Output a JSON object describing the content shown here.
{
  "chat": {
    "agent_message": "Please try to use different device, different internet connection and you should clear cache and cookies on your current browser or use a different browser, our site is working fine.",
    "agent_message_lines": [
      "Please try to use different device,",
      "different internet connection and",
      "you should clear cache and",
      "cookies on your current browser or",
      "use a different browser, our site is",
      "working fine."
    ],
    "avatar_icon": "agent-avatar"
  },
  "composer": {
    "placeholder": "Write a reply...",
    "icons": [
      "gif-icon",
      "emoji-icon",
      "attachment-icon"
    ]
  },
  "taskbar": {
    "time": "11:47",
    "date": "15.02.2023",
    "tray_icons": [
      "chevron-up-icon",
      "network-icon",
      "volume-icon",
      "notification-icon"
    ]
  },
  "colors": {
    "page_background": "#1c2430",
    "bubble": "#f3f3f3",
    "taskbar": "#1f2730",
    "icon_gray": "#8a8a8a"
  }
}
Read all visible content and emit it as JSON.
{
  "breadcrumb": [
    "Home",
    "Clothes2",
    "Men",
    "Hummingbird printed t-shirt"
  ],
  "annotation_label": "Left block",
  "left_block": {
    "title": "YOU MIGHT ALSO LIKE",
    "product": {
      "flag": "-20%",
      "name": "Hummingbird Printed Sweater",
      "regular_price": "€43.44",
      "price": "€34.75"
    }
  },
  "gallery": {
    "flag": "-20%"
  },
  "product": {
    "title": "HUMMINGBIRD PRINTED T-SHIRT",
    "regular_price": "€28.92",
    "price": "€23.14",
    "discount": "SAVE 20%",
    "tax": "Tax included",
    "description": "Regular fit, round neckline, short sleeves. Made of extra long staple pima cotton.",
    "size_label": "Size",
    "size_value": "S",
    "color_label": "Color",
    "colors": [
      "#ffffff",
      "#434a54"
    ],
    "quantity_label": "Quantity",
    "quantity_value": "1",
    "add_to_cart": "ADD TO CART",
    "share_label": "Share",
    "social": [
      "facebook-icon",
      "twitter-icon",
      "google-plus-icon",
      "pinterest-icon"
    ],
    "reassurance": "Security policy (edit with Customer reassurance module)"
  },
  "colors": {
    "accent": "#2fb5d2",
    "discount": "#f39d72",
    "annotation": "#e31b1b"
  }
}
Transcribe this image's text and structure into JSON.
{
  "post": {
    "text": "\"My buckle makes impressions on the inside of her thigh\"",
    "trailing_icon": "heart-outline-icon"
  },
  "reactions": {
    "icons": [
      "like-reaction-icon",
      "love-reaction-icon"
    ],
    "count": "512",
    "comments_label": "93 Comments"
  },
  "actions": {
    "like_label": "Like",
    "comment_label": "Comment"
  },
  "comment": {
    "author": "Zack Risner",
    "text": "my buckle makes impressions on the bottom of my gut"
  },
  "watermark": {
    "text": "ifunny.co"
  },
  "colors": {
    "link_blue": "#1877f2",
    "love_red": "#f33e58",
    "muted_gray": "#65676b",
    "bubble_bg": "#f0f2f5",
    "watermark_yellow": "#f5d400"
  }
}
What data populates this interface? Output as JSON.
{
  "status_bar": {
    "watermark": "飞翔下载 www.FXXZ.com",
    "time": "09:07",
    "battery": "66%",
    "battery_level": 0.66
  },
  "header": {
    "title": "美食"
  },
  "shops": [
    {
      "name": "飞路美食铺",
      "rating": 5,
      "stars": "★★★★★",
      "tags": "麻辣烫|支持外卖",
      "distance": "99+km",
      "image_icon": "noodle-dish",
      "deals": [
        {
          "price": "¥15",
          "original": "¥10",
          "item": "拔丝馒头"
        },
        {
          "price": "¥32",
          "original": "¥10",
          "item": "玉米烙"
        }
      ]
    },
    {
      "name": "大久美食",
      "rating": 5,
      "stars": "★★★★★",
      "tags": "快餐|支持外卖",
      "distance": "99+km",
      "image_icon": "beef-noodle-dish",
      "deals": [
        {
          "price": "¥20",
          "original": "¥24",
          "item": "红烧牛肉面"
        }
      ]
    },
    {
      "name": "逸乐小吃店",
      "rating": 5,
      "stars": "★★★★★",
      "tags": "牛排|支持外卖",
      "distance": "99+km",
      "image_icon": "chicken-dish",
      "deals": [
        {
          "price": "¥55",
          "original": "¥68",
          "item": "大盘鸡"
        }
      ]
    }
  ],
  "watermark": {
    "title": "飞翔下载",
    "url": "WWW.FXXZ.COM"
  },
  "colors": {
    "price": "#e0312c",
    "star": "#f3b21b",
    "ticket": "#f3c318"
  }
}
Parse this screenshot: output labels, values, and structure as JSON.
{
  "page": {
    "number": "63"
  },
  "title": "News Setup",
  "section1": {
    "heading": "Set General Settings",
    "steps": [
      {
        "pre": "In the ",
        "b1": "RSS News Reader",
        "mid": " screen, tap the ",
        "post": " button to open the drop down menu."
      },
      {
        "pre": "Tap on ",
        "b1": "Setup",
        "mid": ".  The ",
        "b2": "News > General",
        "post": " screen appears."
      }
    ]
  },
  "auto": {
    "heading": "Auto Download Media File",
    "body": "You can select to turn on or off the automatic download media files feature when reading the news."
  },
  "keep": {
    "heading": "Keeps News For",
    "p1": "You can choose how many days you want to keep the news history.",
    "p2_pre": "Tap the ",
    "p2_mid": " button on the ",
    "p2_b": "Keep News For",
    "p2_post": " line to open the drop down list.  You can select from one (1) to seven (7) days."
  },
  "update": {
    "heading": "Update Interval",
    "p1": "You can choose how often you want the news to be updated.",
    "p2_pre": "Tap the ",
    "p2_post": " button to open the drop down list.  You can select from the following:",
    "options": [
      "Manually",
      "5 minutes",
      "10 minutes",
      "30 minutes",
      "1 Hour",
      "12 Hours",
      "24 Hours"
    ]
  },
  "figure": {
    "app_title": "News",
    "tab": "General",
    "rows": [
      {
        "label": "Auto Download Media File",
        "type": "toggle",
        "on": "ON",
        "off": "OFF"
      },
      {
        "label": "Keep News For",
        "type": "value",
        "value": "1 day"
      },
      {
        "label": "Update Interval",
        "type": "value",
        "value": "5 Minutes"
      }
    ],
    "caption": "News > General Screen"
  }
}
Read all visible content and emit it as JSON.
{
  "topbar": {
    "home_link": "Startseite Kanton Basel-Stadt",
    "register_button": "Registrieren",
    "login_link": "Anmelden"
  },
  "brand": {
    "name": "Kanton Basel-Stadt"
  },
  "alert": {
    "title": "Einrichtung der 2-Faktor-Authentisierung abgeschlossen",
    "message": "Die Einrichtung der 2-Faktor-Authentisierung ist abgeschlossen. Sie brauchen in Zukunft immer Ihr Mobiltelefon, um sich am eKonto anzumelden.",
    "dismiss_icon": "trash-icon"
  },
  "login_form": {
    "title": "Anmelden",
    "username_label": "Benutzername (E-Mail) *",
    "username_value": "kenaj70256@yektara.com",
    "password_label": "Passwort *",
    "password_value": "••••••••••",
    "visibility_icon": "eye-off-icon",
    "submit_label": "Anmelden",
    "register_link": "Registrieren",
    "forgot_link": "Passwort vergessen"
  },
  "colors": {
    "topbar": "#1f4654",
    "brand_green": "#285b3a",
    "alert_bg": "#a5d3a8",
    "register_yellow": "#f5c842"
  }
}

= = = = =

# What you should do
Track down every line with the word "original" and copy it.

# Answer to this task
          "original": "¥10",
          "original": "¥10",
          "original": "¥24",
          "original": "¥68",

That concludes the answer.